REQUEST: Answer with nothing except the number of lines that contain the word "relay".

(Items from a data source)
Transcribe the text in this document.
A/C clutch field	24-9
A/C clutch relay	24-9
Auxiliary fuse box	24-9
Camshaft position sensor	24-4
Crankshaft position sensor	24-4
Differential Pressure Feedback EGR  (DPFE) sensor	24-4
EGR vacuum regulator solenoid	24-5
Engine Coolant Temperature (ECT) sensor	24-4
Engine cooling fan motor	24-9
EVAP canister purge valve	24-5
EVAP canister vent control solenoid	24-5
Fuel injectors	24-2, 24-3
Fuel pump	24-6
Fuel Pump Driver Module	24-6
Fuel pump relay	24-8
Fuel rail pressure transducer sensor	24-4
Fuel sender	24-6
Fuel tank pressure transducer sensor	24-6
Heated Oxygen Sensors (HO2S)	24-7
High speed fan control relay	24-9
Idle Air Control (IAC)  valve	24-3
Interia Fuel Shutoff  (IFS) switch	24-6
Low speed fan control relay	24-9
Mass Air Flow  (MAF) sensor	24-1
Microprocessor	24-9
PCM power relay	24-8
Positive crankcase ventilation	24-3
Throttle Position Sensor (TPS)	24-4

EXPECTED OUTPUT: 5